◆ Descrição da tarefa:
Transcreva do texto fornecido o trecho que começa em "A Lei n.º 7/04, de 15 de Outubro, como" e segue até "das suas contribuições.", inclusive, sem nenhuma alteração.

◆ Texto fornecido:
⁂
A Lei n.º 7/04, de 15 de Outubro, como um dispositivo permanente de protecção social através da sua organização divide-se em três níveis: protecção social de base, protecção social obrigatória e protecção social complementar. Mas o que interessa, na questão em apreço, é a protecção social obrigatória que tem como um dos fundamentos e objectivos a solidariedade de grupo e tem um carácter comutativo assente numa lógica de seguro, financiada pelo trabalhador e o empregador através das suas contribuições.

A protecção social obrigatória reserva-se simplesmente aos trabalhadores por conta de outrem ou por conta própria e as suas famílias, e tem como objectivo protegê-los nas seguintes situações: falta ou diminuição da capacidade de trabalho, maternidade, acidente de trabalho e doenças profissionais, bem como nas situações de agravamento dos encargos familiares, nos termos do n.º 2 do artigo 10,º da Lei n.º 7/04, de 15 de Outubro.

O regime dos trabalhadores por conta de outrem, no seu âmbito de aplicação material, compreende a doença natural contraída pelo trabalhador ao longo da sua vida, nos termos da alínea a) do n.º 1 do artigo 18,º da Lei n.º 7/04, de 15 de Outubro. Mas a prática tem vindo a refutar todos estes pressupostos legais a partir do momento em que se verifique a suspensão do contrato de trabalho. Com a perda do direito ao salário, o trabalhador fica numa situação de vulnerabilidade a todos os problemas, tanto de ordem social como económica, porque a protecção social obrigatória não produz quaisquer efeitos práticos na vida económica e social do trabalhador.
⁂
◆ Conjunto de entradas:
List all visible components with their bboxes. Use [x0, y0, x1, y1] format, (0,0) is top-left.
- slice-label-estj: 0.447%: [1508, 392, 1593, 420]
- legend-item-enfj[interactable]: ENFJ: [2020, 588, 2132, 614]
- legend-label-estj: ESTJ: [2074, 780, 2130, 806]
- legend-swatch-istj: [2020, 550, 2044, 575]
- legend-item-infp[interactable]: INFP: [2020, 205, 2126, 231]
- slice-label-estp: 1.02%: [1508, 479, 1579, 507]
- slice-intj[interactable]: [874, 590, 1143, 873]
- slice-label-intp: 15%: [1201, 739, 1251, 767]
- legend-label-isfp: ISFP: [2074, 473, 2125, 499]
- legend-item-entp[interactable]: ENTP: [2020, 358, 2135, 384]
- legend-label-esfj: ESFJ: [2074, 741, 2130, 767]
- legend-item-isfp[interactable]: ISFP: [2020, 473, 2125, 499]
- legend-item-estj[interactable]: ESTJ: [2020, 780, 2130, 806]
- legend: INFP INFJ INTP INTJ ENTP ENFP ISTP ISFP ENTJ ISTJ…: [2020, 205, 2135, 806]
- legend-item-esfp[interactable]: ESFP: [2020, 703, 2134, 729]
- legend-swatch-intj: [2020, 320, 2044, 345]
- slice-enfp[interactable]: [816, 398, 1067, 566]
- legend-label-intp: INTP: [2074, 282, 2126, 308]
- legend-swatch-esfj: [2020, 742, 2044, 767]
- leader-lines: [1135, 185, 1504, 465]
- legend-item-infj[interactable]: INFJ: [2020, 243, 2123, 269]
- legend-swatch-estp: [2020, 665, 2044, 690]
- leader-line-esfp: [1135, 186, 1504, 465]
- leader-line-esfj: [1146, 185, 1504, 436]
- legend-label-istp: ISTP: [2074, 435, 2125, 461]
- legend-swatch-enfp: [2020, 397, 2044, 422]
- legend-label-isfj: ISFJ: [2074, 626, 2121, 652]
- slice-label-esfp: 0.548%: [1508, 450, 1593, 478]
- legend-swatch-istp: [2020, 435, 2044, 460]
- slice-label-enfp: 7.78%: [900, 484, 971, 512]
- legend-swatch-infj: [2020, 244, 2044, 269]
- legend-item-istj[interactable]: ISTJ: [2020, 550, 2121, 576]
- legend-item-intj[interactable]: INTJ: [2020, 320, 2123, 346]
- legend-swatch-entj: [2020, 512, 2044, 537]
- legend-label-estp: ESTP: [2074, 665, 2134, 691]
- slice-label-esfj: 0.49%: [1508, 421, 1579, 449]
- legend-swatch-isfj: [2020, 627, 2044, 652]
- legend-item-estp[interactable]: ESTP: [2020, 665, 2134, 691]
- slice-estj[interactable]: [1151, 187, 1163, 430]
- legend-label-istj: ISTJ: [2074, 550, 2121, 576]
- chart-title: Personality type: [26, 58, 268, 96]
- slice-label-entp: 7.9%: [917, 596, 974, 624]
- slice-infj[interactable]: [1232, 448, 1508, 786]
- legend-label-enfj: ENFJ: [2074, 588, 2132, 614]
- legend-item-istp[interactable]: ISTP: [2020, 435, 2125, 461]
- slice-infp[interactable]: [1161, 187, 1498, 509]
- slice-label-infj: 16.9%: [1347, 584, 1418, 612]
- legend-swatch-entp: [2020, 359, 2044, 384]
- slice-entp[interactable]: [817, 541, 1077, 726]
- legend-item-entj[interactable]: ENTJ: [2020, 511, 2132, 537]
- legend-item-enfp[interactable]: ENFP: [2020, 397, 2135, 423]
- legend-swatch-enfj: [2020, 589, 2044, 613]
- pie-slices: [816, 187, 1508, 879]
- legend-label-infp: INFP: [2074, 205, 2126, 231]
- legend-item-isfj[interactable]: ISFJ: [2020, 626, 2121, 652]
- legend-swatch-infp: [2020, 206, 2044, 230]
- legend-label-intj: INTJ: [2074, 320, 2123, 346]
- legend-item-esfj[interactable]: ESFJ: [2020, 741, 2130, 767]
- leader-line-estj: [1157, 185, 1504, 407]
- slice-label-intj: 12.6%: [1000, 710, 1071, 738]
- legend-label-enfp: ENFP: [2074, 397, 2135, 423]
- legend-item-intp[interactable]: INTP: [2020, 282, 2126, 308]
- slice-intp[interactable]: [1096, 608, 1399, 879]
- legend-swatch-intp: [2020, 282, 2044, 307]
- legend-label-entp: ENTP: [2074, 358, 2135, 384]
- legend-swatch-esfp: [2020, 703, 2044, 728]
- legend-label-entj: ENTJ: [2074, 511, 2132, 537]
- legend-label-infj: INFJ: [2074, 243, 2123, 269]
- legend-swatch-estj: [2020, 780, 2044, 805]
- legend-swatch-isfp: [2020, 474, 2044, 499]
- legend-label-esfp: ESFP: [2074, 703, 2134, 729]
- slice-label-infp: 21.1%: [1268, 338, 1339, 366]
⁂
◆ Resultado do exercício:
A Lei n.º 7/04, de 15 de Outubro, como um dispositivo permanente de protecção social através da sua organização divide-se em três níveis: protecção social de base, protecção social obrigatória e protecção social complementar. Mas o que interessa, na questão em apreço, é a protecção social obrigatória que tem como um dos fundamentos e objectivos a solidariedade de grupo e tem um carácter comutativo assente numa lógica de seguro, financiada pelo trabalhador e o empregador através das suas contribuições.